= SET EXERCISE =
Search the records for the word "value" and report each line that has it.

Structured figure records
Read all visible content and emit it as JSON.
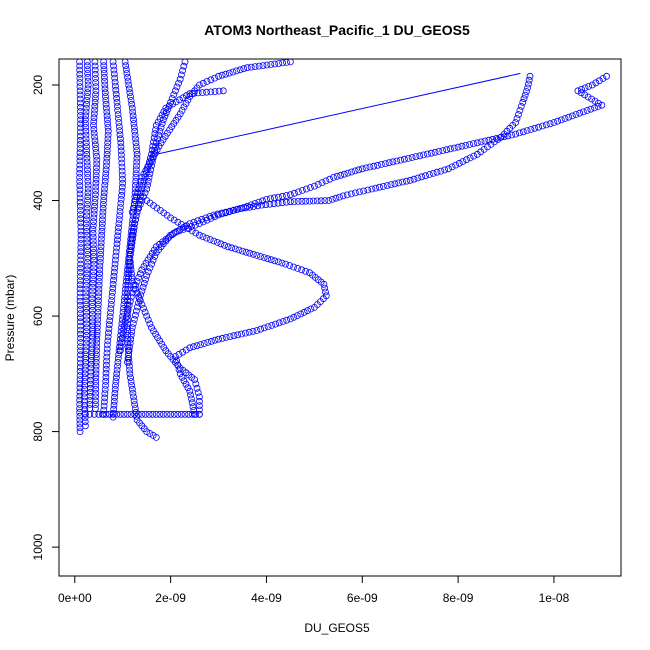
{
  "chart_data": {
    "type": "scatter",
    "title": "ATOM3 Northeast_Pacific_1 DU_GEOS5",
    "xlabel": "DU_GEOS5",
    "ylabel": "Pressure (mbar)",
    "xlim": [
      -3.3e-10,
      1.14e-08
    ],
    "ylim": [
      1050,
      155
    ],
    "y_reversed": true,
    "grid": false,
    "legend": "none",
    "marker": "open-circle",
    "color": "#0000ff",
    "x_ticks": [
      {
        "value": 0,
        "label": "0e+00"
      },
      {
        "value": 2e-09,
        "label": "2e-09"
      },
      {
        "value": 4e-09,
        "label": "4e-09"
      },
      {
        "value": 6e-09,
        "label": "6e-09"
      },
      {
        "value": 8e-09,
        "label": "8e-09"
      },
      {
        "value": 1e-08,
        "label": "1e-08"
      }
    ],
    "y_ticks": [
      {
        "value": 200,
        "label": "200"
      },
      {
        "value": 400,
        "label": "400"
      },
      {
        "value": 600,
        "label": "600"
      },
      {
        "value": 800,
        "label": "800"
      },
      {
        "value": 1000,
        "label": "1000"
      }
    ],
    "series": [
      {
        "points": [
          [
            2.6e-10,
            160
          ],
          [
            2.8e-10,
            200
          ],
          [
            2.2e-10,
            260
          ],
          [
            2.5e-10,
            320
          ],
          [
            2.8e-10,
            380
          ],
          [
            2.4e-10,
            440
          ],
          [
            2.7e-10,
            500
          ],
          [
            2.3e-10,
            560
          ],
          [
            2.5e-10,
            620
          ],
          [
            2.2e-10,
            680
          ],
          [
            2e-10,
            740
          ],
          [
            2.2e-10,
            790
          ]
        ]
      },
      {
        "points": [
          [
            4.2e-10,
            160
          ],
          [
            4.4e-10,
            210
          ],
          [
            3.9e-10,
            270
          ],
          [
            4.6e-10,
            330
          ],
          [
            4.3e-10,
            390
          ],
          [
            3.8e-10,
            450
          ],
          [
            4e-10,
            510
          ],
          [
            3.6e-10,
            570
          ],
          [
            3.8e-10,
            630
          ],
          [
            3.4e-10,
            690
          ],
          [
            3.1e-10,
            760
          ]
        ]
      },
      {
        "points": [
          [
            6e-10,
            160
          ],
          [
            6.4e-10,
            220
          ],
          [
            7e-10,
            280
          ],
          [
            6.6e-10,
            340
          ],
          [
            6e-10,
            400
          ],
          [
            5.6e-10,
            460
          ],
          [
            5.2e-10,
            520
          ],
          [
            4.9e-10,
            580
          ],
          [
            4.6e-10,
            640
          ],
          [
            4.4e-10,
            700
          ],
          [
            4.3e-10,
            760
          ]
        ]
      },
      {
        "points": [
          [
            8e-10,
            160
          ],
          [
            8.8e-10,
            230
          ],
          [
            9.6e-10,
            300
          ],
          [
            1e-09,
            370
          ],
          [
            9.2e-10,
            440
          ],
          [
            8.4e-10,
            510
          ],
          [
            7.6e-10,
            580
          ],
          [
            6.8e-10,
            650
          ],
          [
            6.4e-10,
            720
          ],
          [
            6e-10,
            770
          ]
        ]
      },
      {
        "points": [
          [
            1.05e-09,
            160
          ],
          [
            1.2e-09,
            240
          ],
          [
            1.3e-09,
            320
          ],
          [
            1.25e-09,
            400
          ],
          [
            1.15e-09,
            480
          ],
          [
            1.05e-09,
            560
          ],
          [
            9.5e-10,
            640
          ],
          [
            8.5e-10,
            720
          ],
          [
            8e-10,
            775
          ]
        ]
      },
      {
        "points": [
          [
            1e-10,
            160
          ],
          [
            1.2e-10,
            260
          ],
          [
            1e-10,
            360
          ],
          [
            1.3e-10,
            460
          ],
          [
            1.1e-10,
            560
          ],
          [
            1.2e-10,
            660
          ],
          [
            1e-10,
            760
          ],
          [
            1.1e-10,
            800
          ]
        ]
      },
      {
        "points": [
          [
            3.1e-09,
            210
          ],
          [
            2.4e-09,
            215
          ],
          [
            1.9e-09,
            240
          ],
          [
            1.7e-09,
            270
          ],
          [
            1.6e-09,
            320
          ],
          [
            1.4e-09,
            380
          ],
          [
            1.25e-09,
            440
          ],
          [
            1.15e-09,
            500
          ],
          [
            1.1e-09,
            560
          ],
          [
            1.1e-09,
            640
          ],
          [
            1.15e-09,
            700
          ],
          [
            1.3e-09,
            780
          ],
          [
            1.5e-09,
            800
          ],
          [
            1.7e-09,
            810
          ]
        ]
      },
      {
        "points": [
          [
            2.3e-09,
            160
          ],
          [
            2.2e-09,
            190
          ],
          [
            2e-09,
            230
          ],
          [
            1.85e-09,
            260
          ],
          [
            1.7e-09,
            300
          ],
          [
            1.6e-09,
            340
          ],
          [
            1.5e-09,
            380
          ],
          [
            1.3e-09,
            420
          ],
          [
            1.2e-09,
            460
          ],
          [
            1.15e-09,
            500
          ],
          [
            1.2e-09,
            540
          ],
          [
            1.4e-09,
            580
          ],
          [
            1.6e-09,
            620
          ],
          [
            1.9e-09,
            660
          ],
          [
            2.2e-09,
            690
          ],
          [
            2.5e-09,
            710
          ],
          [
            2.6e-09,
            740
          ],
          [
            2.6e-09,
            770
          ]
        ]
      },
      {
        "points": [
          [
            2.2e-10,
            770
          ],
          [
            5e-10,
            770
          ],
          [
            8e-10,
            770
          ],
          [
            1.1e-09,
            770
          ],
          [
            1.4e-09,
            770
          ],
          [
            1.7e-09,
            770
          ],
          [
            2e-09,
            770
          ],
          [
            2.3e-09,
            770
          ],
          [
            2.6e-09,
            770
          ]
        ]
      },
      {
        "points": [
          [
            4.5e-09,
            160
          ],
          [
            3.6e-09,
            170
          ],
          [
            3e-09,
            185
          ],
          [
            2.6e-09,
            200
          ],
          [
            2.4e-09,
            220
          ],
          [
            2.2e-09,
            250
          ],
          [
            1.8e-09,
            300
          ],
          [
            1.4e-09,
            360
          ],
          [
            1.2e-09,
            420
          ]
        ]
      },
      {
        "points": [
          [
            9.5e-09,
            185
          ],
          [
            9.45e-09,
            205
          ],
          [
            9.35e-09,
            230
          ],
          [
            9.2e-09,
            265
          ],
          [
            8.9e-09,
            290
          ],
          [
            8.4e-09,
            320
          ],
          [
            7.8e-09,
            345
          ],
          [
            7e-09,
            365
          ],
          [
            6.2e-09,
            380
          ],
          [
            5.6e-09,
            392
          ],
          [
            5.3e-09,
            400
          ],
          [
            4.5e-09,
            402
          ],
          [
            3.9e-09,
            408
          ],
          [
            3.4e-09,
            415
          ],
          [
            2.9e-09,
            425
          ],
          [
            2.4e-09,
            440
          ],
          [
            2e-09,
            460
          ],
          [
            1.7e-09,
            490
          ],
          [
            1.5e-09,
            530
          ],
          [
            1.35e-09,
            570
          ],
          [
            1.2e-09,
            620
          ],
          [
            1.1e-09,
            680
          ]
        ]
      },
      {
        "points": [
          [
            1.11e-08,
            185
          ],
          [
            1.08e-08,
            200
          ],
          [
            1.05e-08,
            210
          ],
          [
            1.1e-08,
            235
          ],
          [
            1e-08,
            265
          ],
          [
            9.2e-09,
            285
          ],
          [
            8.4e-09,
            300
          ],
          [
            7.6e-09,
            315
          ],
          [
            6.8e-09,
            330
          ],
          [
            6e-09,
            345
          ],
          [
            5.4e-09,
            360
          ],
          [
            5e-09,
            375
          ],
          [
            4.5e-09,
            390
          ],
          [
            4e-09,
            398
          ],
          [
            3.6e-09,
            410
          ],
          [
            3e-09,
            425
          ],
          [
            2.6e-09,
            440
          ],
          [
            2.1e-09,
            455
          ],
          [
            1.7e-09,
            480
          ],
          [
            1.4e-09,
            520
          ],
          [
            1.2e-09,
            560
          ],
          [
            1.05e-09,
            610
          ],
          [
            9.5e-10,
            660
          ]
        ]
      },
      {
        "points": [
          [
            1.5e-09,
            400
          ],
          [
            2e-09,
            430
          ],
          [
            2.6e-09,
            460
          ],
          [
            3.2e-09,
            480
          ],
          [
            3.8e-09,
            495
          ],
          [
            4.4e-09,
            510
          ],
          [
            4.9e-09,
            525
          ],
          [
            5.2e-09,
            545
          ],
          [
            5.25e-09,
            565
          ],
          [
            5e-09,
            585
          ],
          [
            4.5e-09,
            605
          ],
          [
            3.8e-09,
            625
          ],
          [
            3e-09,
            640
          ],
          [
            2.4e-09,
            655
          ],
          [
            2.1e-09,
            670
          ],
          [
            2.2e-09,
            700
          ],
          [
            2.4e-09,
            730
          ],
          [
            2.5e-09,
            770
          ]
        ]
      }
    ],
    "outlier_line": [
      [
        9.3e-09,
        180
      ],
      [
        1.7e-09,
        320
      ]
    ]
  }
}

= REPLY =
        "value": 0,
        "value": 2e-09,
        "value": 4e-09,
        "value": 6e-09,
        "value": 8e-09,
        "value": 1e-08,
        "value": 200,
        "value": 400,
        "value": 600,
        "value": 800,
        "value": 1000,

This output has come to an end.